THE REQUEST
Which lines include the word "JSON"? Copy each of them.

MATERIAL PROVIDED
<<<<
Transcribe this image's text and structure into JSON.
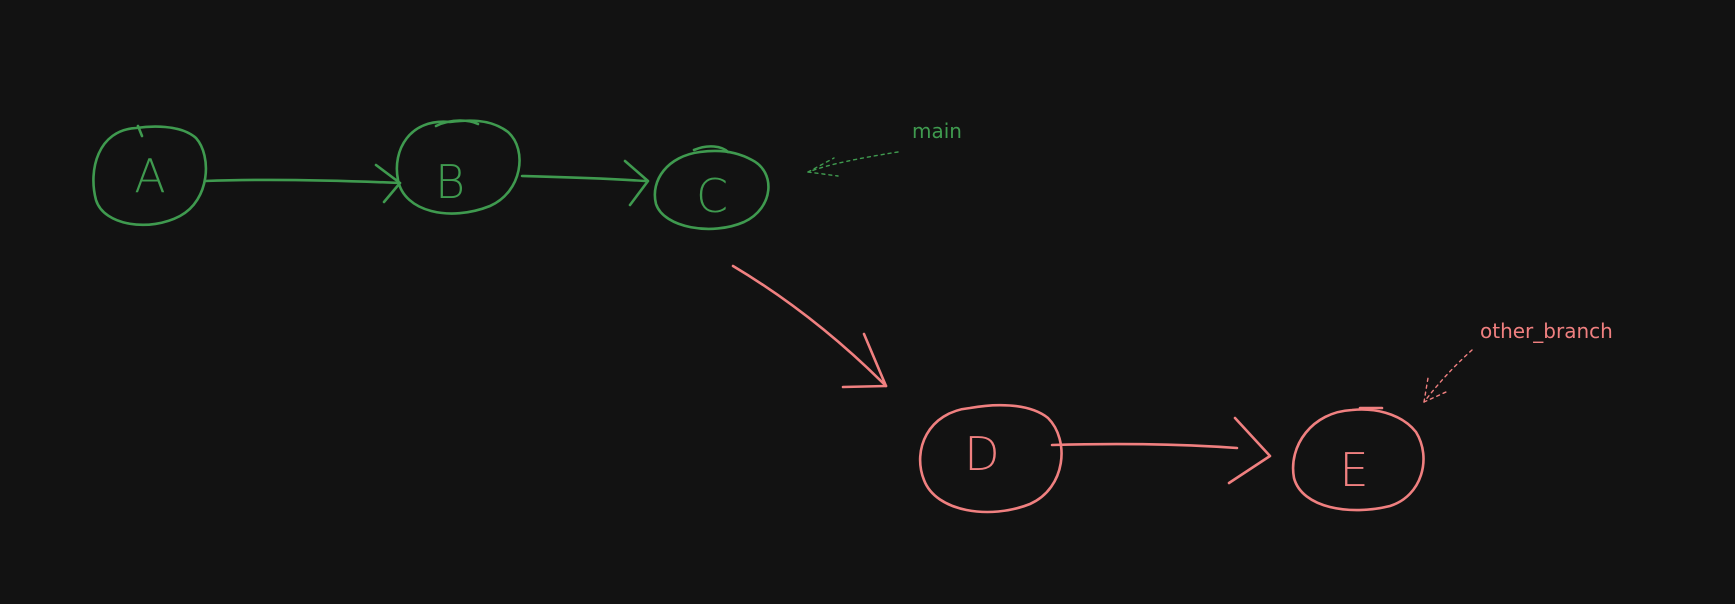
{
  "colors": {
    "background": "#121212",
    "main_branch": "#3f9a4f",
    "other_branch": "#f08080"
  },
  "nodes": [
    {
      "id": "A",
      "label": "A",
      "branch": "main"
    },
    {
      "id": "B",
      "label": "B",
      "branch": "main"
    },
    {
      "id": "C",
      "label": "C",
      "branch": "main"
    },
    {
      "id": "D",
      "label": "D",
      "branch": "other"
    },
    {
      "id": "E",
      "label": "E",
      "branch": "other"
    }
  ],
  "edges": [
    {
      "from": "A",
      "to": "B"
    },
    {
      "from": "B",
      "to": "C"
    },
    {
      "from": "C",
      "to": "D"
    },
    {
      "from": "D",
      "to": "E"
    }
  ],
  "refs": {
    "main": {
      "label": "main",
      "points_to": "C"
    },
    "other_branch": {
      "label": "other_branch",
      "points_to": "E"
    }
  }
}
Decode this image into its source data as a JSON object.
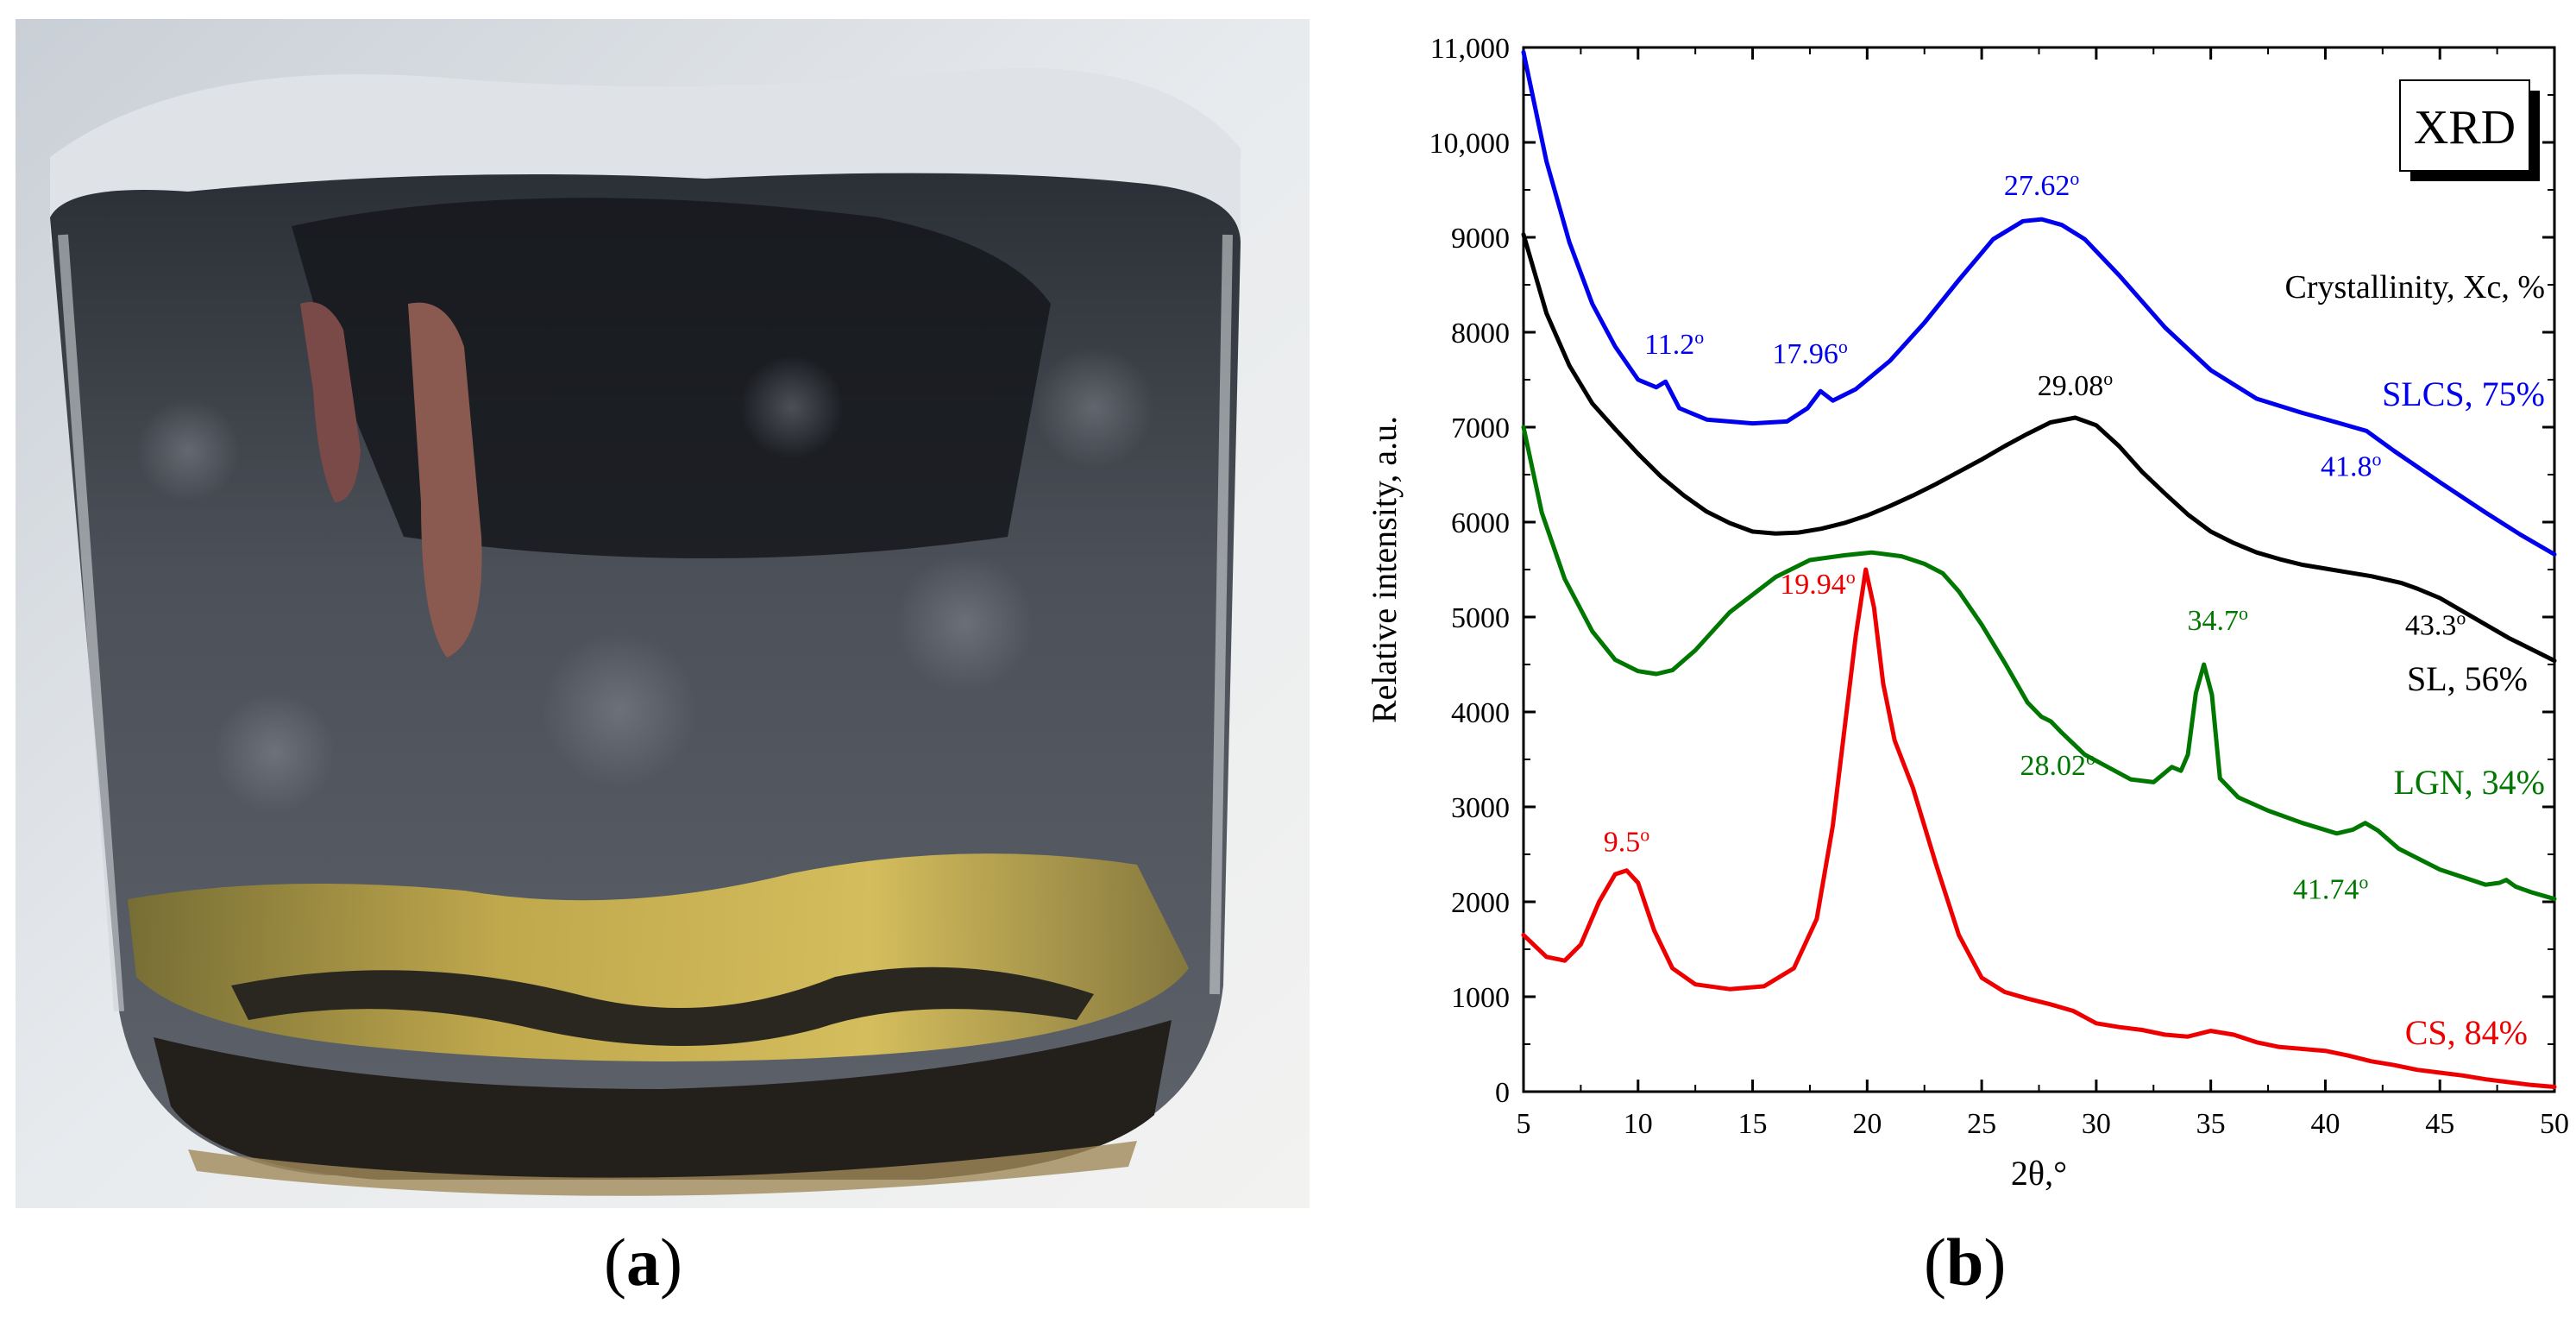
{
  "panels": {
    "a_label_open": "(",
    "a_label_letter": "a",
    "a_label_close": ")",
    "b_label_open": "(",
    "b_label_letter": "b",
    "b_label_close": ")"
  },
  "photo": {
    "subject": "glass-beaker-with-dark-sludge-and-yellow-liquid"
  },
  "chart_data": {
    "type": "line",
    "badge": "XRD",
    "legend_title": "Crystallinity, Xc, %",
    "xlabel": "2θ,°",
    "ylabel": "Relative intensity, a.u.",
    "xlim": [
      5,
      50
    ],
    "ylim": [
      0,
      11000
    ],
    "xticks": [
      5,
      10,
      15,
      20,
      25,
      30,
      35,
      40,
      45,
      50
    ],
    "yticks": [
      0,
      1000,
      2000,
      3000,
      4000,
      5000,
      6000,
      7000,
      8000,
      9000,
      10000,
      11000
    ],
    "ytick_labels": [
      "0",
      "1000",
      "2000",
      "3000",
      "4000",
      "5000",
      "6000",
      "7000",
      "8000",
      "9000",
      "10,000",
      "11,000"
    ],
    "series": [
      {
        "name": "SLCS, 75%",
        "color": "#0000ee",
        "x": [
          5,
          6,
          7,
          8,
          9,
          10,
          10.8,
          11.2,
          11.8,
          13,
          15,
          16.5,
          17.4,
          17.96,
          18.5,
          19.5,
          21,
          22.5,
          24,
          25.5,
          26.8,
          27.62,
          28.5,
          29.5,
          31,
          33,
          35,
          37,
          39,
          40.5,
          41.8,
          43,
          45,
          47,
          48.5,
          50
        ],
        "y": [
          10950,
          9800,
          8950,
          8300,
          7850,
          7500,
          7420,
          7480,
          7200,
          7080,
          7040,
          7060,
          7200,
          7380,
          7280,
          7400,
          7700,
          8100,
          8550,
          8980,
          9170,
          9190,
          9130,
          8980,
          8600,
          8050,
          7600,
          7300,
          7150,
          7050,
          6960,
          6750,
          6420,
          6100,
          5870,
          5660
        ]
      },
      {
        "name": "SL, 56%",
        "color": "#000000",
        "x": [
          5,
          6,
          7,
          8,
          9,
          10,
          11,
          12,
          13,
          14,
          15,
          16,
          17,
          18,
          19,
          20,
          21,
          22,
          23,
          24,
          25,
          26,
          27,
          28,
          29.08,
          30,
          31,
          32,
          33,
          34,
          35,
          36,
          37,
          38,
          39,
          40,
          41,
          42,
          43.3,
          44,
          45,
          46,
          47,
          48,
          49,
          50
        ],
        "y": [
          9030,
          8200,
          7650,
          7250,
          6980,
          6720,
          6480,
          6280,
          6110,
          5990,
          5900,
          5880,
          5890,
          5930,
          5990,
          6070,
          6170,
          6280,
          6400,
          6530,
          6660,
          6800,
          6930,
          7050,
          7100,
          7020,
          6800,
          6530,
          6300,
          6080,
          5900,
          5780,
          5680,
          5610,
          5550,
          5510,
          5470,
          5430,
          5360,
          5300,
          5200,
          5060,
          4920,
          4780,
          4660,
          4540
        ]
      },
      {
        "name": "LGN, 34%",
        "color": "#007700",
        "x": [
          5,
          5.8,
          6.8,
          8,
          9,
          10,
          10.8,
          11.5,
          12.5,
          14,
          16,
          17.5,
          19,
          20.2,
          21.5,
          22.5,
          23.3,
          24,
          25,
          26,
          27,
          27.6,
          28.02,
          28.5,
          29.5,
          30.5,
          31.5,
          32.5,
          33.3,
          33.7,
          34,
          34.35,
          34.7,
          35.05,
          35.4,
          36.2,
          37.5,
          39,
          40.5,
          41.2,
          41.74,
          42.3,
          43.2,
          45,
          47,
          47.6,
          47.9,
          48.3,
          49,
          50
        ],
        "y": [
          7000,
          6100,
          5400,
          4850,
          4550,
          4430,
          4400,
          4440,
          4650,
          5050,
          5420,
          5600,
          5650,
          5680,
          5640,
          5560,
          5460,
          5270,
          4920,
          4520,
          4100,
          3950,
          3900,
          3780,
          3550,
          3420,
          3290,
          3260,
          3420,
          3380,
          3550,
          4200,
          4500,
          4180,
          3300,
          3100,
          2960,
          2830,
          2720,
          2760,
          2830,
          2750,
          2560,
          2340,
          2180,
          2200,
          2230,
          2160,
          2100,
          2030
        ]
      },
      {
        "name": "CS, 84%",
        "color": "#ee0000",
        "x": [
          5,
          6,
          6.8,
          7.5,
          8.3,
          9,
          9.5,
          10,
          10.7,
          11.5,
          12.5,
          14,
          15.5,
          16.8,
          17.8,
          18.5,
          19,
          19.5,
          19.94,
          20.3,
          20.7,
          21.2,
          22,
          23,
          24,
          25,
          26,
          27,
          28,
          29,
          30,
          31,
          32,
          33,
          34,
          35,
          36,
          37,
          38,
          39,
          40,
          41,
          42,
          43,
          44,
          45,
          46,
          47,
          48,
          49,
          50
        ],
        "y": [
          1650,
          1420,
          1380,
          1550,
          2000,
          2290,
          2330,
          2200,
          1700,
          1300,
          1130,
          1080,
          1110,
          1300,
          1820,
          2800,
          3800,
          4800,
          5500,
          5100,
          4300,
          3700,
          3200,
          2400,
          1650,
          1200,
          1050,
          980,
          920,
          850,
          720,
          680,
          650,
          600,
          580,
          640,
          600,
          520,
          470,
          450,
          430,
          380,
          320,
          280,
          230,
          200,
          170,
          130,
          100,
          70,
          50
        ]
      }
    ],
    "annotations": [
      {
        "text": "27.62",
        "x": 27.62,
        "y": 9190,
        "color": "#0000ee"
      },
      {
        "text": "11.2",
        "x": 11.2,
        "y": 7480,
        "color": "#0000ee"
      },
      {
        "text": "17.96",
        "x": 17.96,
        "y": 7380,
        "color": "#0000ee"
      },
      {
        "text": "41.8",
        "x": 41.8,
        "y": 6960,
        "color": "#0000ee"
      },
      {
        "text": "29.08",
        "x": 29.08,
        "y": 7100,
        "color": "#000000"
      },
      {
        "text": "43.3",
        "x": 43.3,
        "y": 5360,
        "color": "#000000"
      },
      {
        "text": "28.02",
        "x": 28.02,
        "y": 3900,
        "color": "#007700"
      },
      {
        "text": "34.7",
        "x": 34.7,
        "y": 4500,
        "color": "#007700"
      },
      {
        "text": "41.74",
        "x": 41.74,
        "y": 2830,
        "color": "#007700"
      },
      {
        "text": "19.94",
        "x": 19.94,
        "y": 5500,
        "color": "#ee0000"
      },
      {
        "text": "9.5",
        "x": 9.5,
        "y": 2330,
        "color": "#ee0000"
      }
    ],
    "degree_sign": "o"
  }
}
>>>>
EXERCISE OUTPUT
Transcribe this image's text and structure into JSON.
Decode this image into its source data as a JSON object.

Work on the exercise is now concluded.